Gather all lines containing the string "Solution" and copy them out.
Records shown start
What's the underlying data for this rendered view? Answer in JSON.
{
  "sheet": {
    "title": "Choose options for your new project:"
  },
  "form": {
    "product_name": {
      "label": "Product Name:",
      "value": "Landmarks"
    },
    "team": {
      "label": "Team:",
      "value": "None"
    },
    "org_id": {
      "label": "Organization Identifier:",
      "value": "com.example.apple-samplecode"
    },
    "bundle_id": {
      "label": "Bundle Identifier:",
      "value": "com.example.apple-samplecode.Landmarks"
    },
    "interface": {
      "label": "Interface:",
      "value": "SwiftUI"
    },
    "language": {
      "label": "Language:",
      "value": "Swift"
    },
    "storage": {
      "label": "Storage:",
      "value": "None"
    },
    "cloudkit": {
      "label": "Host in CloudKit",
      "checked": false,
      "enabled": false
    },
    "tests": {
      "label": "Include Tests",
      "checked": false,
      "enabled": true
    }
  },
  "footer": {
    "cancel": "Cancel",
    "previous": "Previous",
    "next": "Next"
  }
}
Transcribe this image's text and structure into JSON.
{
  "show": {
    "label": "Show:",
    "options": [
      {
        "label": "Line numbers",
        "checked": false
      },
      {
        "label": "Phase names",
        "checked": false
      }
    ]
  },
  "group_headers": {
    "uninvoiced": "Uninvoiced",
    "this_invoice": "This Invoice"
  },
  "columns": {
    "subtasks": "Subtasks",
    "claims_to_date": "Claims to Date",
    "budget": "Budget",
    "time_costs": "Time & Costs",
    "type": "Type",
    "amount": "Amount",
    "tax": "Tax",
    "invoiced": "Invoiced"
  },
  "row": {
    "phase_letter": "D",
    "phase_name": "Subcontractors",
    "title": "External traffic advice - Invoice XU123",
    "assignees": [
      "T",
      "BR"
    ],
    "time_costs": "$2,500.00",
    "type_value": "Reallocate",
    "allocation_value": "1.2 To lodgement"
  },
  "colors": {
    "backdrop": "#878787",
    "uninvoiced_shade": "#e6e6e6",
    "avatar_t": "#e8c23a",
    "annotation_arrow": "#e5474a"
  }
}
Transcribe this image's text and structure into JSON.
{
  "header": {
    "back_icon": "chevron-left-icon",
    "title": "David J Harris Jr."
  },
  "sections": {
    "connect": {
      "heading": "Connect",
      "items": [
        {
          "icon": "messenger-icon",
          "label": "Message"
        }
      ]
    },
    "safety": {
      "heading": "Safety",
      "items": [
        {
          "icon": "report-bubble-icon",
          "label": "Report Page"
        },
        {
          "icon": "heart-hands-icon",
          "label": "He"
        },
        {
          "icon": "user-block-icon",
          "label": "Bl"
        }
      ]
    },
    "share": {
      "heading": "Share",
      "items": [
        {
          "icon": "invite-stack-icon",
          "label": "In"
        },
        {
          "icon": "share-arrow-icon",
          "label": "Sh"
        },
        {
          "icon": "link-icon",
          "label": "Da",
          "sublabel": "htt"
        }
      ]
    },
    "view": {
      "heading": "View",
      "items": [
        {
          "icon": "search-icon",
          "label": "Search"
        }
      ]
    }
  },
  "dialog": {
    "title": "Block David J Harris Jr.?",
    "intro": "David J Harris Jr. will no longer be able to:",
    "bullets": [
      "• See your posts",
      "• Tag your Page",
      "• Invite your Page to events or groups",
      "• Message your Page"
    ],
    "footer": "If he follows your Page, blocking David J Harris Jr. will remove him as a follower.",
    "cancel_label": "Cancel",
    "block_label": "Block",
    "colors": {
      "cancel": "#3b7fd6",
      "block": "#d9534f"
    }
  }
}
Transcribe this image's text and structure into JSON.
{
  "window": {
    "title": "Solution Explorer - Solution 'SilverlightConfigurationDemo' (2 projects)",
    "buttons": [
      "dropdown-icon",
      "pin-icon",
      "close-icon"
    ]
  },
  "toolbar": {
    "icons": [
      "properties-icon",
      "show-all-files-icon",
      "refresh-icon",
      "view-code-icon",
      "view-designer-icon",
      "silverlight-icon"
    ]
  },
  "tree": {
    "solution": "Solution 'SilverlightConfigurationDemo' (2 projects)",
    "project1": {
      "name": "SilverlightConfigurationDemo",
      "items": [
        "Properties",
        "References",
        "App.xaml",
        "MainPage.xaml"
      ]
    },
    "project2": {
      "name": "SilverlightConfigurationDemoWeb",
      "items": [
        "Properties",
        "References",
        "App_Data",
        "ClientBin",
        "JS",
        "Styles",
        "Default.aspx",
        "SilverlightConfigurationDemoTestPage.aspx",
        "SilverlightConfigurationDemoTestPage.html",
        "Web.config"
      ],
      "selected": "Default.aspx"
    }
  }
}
Records shown end
* [Response to the task]
    "title": "Solution Explorer - Solution 'SilverlightConfigurationDemo' (2 projects)",
    "solution": "Solution 'SilverlightConfigurationDemo' (2 projects)",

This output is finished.